╭──

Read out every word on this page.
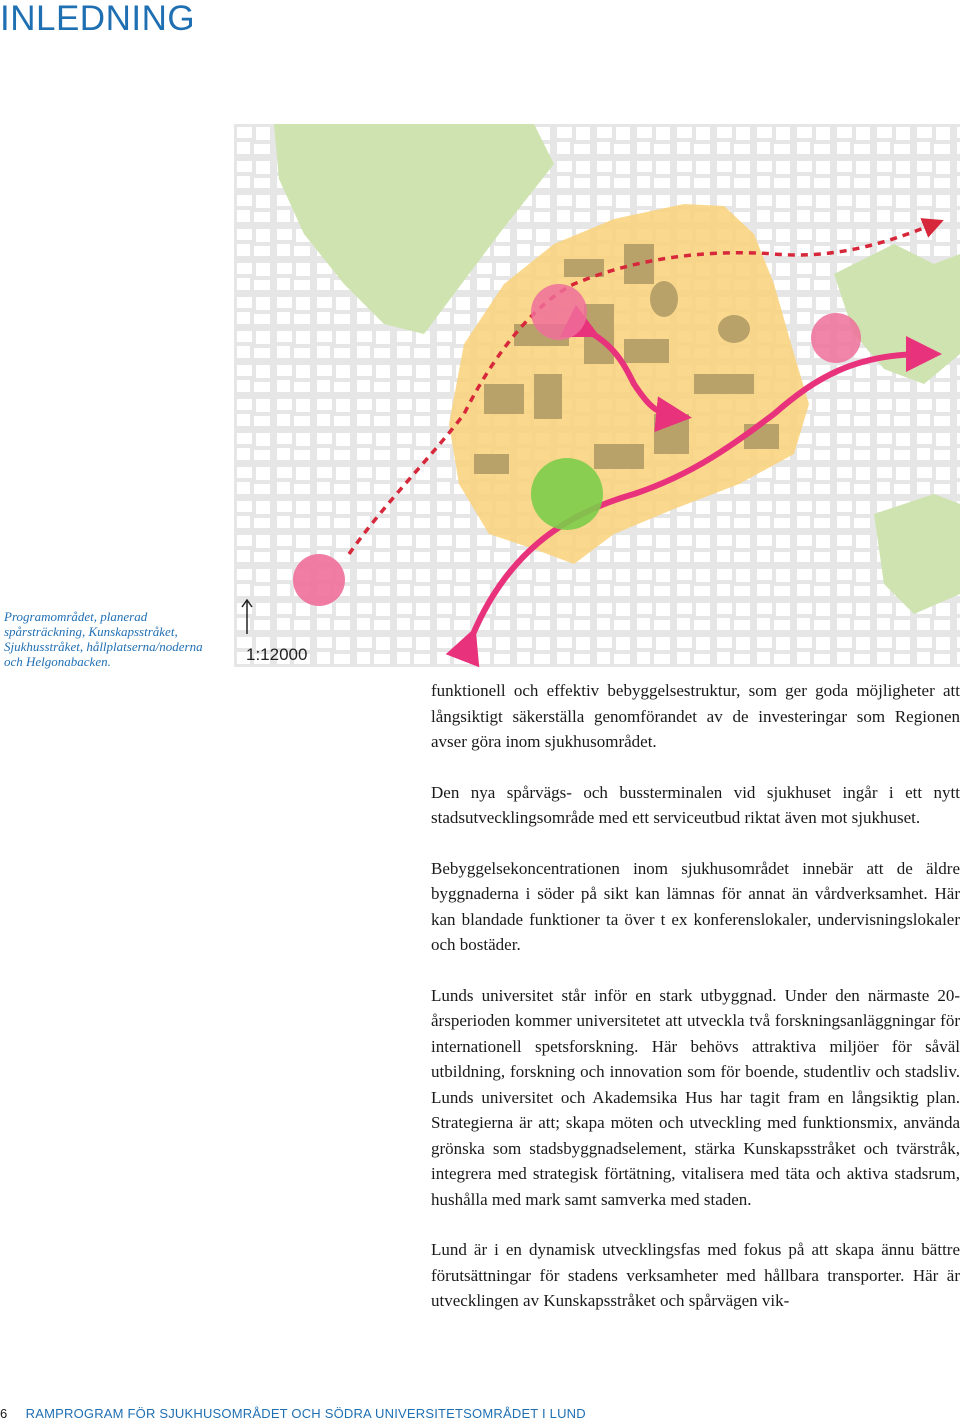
INLEDNING
1:12000
Programområdet, planerad spårsträckning, Kunskapsstråket, Sjukhusstråket, hållplatserna/noderna och Helgonabacken.

funktionell och effektiv bebyggelsestruktur, som ger goda möjligheter att långsiktigt säkerställa genomförandet av de investeringar som Regionen avser göra inom sjukhusområdet.

Den nya spårvägs- och bussterminalen vid sjukhuset ingår i ett nytt stadsutvecklingsområde med ett serviceutbud riktat även mot sjukhuset.

Bebyggelsekoncentrationen inom sjukhusområdet innebär att de äldre byggnaderna i söder på sikt kan lämnas för annat än vårdverksamhet. Här kan blandade funktioner ta över t ex konferenslokaler, undervisningslokaler och bostäder.

Lunds universitet står inför en stark utbyggnad. Under den närmaste 20-årsperioden kommer universitetet att utveckla två forskningsanläggningar för internationell spetsforskning. Här behövs attraktiva miljöer för såväl utbildning, forskning och innovation som för boende, studentliv och stadsliv. Lunds universitet och Akademsika Hus har tagit fram en långsiktig plan. Strategierna är att; skapa möten och utveckling med funktionsmix, använda grönska som stadsbyggnadselement, stärka Kunskapsstråket och tvärstråk, integrera med strategisk förtätning, vitalisera med täta och aktiva stadsrum, hushålla med mark samt samverka med staden.

Lund är i en dynamisk utvecklingsfas med fokus på att skapa ännu bättre förutsättningar för stadens verksamheter med hållbara transporter. Här är utvecklingen av Kunskapsstråket och spårvägen vik-

6 RAMPROGRAM FÖR SJUKHUSOMRÅDET OCH SÖDRA UNIVERSITETSOMRÅDET I LUND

╰──

■ Aim of the task: Please report only the number of lines above that include "inom".

■ Exercise response: 2